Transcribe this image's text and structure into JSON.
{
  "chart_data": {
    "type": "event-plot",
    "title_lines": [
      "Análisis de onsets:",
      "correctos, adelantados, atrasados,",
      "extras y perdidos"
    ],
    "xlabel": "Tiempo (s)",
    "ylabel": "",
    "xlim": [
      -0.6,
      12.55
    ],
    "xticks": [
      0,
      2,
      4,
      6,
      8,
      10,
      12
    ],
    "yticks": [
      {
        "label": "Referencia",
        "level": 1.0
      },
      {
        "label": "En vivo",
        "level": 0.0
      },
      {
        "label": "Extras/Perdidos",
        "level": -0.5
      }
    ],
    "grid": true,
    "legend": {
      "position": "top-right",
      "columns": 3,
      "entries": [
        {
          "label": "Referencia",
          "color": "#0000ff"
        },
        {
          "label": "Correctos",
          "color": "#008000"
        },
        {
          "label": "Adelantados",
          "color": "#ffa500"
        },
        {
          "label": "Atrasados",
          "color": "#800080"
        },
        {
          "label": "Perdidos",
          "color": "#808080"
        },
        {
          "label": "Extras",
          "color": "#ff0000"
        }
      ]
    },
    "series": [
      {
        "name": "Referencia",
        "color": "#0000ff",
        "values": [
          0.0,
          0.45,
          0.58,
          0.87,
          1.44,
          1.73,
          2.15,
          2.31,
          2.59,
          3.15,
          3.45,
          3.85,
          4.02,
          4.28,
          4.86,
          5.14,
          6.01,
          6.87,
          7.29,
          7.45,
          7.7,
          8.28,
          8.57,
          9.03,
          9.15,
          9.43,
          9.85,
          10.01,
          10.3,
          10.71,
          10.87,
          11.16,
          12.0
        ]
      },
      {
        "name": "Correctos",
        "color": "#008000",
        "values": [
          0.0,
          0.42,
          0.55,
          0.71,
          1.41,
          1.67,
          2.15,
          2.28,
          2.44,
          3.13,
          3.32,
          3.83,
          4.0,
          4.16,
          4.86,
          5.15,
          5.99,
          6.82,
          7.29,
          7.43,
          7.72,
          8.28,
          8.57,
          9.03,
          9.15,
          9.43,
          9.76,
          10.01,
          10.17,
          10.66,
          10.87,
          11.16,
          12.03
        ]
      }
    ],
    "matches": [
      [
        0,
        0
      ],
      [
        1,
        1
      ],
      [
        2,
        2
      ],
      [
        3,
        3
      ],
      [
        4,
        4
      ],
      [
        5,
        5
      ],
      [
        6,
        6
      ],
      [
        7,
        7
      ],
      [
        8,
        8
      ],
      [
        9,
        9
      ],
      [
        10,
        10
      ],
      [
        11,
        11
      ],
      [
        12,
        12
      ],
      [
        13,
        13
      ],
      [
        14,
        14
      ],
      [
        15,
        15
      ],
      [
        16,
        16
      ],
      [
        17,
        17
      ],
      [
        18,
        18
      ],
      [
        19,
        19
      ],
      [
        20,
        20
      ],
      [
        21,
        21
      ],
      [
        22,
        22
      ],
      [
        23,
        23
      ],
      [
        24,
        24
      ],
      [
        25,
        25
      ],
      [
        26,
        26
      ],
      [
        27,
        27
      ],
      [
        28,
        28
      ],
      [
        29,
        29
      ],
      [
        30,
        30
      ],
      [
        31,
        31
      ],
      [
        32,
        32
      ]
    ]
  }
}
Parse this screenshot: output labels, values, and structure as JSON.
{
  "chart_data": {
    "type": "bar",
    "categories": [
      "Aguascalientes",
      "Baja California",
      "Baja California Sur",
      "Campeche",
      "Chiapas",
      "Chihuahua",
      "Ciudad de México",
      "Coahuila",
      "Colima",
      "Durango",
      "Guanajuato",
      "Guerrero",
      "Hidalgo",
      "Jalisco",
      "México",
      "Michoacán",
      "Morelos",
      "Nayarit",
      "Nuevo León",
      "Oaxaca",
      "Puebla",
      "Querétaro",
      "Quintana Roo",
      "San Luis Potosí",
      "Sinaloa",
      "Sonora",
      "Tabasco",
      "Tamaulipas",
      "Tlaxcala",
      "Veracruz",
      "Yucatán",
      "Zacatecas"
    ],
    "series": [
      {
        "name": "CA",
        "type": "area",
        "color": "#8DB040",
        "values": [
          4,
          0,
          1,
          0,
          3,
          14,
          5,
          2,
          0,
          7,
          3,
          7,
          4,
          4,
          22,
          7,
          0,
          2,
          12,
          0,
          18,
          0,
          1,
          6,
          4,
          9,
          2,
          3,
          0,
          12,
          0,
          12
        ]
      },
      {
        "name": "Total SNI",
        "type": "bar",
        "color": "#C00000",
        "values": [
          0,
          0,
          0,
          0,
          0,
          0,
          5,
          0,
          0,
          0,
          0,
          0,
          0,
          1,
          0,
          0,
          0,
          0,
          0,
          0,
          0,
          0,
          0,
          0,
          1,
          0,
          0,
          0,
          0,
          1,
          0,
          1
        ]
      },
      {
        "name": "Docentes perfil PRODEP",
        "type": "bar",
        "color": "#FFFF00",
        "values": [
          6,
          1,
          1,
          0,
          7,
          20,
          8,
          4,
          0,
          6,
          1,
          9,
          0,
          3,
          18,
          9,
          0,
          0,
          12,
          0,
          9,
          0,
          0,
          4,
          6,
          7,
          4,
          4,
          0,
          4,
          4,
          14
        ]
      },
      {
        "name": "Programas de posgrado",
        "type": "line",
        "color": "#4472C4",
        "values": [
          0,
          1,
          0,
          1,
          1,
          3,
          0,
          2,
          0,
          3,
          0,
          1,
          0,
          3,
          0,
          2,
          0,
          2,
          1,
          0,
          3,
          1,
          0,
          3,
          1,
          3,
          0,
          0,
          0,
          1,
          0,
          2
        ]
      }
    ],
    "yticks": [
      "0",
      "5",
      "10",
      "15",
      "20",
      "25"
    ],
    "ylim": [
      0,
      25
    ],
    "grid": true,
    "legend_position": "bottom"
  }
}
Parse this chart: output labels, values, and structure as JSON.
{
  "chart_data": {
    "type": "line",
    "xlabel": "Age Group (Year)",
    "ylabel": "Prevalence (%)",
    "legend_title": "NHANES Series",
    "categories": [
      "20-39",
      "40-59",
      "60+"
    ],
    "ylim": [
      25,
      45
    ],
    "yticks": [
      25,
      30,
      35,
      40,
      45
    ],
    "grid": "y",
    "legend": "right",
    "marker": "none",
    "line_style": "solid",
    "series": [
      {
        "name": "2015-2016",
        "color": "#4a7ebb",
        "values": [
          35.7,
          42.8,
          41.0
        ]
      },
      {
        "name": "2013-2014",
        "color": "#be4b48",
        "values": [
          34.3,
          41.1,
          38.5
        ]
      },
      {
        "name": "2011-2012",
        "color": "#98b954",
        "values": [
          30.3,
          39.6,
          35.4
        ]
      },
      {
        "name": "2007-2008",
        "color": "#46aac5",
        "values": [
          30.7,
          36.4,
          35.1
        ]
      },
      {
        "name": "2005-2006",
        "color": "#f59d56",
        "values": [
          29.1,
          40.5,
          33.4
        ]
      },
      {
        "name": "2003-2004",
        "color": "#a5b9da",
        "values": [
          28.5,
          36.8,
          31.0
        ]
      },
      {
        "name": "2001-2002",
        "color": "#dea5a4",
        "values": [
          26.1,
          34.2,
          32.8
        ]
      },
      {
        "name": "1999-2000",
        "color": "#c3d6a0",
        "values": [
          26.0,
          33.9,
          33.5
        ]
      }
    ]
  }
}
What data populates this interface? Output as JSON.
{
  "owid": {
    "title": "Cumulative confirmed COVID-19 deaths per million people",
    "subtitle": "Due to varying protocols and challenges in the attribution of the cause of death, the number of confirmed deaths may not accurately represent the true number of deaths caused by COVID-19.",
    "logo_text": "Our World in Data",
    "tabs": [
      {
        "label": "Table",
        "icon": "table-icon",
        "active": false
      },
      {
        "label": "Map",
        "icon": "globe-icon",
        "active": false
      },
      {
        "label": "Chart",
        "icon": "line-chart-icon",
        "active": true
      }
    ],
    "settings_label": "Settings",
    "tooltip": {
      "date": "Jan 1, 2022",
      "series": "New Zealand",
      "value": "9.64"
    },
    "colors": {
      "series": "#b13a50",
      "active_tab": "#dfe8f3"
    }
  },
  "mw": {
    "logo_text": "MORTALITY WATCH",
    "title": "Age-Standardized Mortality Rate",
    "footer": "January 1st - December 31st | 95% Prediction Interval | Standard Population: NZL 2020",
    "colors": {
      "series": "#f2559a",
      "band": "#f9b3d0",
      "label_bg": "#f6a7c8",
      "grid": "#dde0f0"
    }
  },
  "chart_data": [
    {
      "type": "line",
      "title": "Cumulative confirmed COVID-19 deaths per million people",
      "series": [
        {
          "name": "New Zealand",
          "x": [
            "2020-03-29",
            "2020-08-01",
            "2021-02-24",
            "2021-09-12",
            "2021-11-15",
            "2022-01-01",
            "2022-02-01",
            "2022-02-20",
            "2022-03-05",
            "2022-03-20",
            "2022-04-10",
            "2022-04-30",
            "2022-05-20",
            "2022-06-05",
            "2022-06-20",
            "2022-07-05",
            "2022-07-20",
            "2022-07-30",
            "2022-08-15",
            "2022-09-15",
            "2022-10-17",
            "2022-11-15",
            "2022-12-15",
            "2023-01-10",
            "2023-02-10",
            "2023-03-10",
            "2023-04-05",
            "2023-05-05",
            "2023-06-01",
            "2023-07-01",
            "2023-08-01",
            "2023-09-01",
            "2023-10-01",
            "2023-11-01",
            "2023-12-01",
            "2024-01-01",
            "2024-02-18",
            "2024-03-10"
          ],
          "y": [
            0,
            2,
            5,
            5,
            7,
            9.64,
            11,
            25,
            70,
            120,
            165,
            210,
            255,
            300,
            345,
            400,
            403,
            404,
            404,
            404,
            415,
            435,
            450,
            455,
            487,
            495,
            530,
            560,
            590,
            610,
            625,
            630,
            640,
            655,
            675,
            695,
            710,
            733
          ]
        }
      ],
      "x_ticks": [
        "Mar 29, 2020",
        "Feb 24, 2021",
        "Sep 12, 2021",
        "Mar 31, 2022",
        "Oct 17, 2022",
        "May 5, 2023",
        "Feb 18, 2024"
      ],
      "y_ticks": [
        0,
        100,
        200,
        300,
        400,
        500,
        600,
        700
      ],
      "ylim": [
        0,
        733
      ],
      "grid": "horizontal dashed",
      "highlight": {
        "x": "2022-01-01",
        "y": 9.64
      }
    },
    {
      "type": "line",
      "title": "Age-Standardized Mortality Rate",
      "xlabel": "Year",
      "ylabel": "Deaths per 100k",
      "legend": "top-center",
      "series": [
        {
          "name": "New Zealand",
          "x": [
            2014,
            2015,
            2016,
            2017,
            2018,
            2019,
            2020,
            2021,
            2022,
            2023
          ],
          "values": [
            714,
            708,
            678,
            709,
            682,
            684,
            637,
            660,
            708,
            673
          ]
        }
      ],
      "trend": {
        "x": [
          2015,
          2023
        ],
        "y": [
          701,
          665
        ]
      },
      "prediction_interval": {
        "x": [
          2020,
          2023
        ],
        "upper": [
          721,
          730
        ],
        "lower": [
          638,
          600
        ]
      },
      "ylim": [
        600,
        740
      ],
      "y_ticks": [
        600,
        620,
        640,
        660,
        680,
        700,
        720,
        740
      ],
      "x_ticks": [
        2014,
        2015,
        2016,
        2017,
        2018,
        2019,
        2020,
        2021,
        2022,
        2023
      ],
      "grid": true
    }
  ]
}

* [TASK DETAILS]
Show, from the listing above, each line that contains the word "grid".

* [THE RESULT]
    "grid": true,
    "grid": true,
    "grid": "y",
      "grid": "#dde0f0"
      "grid": "horizontal dashed",
      "grid": true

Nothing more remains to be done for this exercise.